▸ **Exercise details**
From the entries below, please gather each line containing the string "node".

# START OF Dataset

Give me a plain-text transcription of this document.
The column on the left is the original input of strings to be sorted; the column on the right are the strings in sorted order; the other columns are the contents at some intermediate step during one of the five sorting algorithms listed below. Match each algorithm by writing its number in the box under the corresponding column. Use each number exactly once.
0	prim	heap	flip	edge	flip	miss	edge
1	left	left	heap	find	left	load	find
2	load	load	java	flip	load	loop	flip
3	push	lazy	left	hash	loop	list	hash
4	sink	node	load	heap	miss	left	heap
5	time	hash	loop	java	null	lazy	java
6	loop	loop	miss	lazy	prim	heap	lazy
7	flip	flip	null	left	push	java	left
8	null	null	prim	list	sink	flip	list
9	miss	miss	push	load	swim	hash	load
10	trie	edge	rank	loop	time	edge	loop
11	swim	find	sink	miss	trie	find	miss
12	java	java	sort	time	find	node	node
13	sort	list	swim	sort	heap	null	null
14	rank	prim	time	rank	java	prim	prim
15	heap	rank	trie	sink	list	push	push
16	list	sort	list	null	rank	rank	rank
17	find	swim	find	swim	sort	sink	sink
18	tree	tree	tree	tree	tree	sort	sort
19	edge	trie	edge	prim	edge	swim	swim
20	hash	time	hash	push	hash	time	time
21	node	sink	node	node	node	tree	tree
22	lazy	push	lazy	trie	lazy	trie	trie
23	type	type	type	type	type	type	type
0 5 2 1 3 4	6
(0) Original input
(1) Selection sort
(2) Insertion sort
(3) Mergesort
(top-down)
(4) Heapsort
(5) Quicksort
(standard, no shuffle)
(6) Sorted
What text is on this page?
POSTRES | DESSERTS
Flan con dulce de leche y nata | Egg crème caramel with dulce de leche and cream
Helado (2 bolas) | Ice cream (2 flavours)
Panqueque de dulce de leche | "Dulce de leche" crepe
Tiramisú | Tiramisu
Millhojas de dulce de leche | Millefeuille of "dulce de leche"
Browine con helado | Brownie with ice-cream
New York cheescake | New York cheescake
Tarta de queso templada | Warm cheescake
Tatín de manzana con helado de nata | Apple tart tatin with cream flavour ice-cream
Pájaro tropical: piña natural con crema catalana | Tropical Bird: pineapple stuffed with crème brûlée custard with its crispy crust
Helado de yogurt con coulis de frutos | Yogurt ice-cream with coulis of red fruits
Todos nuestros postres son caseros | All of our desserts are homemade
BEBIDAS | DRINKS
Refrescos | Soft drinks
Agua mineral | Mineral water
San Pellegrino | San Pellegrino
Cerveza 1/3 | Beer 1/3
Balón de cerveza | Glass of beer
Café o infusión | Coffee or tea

# END OF Dataset

▸ **Exercise output**
4	sink	node	load	heap	miss	left	heap
12	java	java	sort	time	find	node	node
21	node	sink	node	node	node	tree	tree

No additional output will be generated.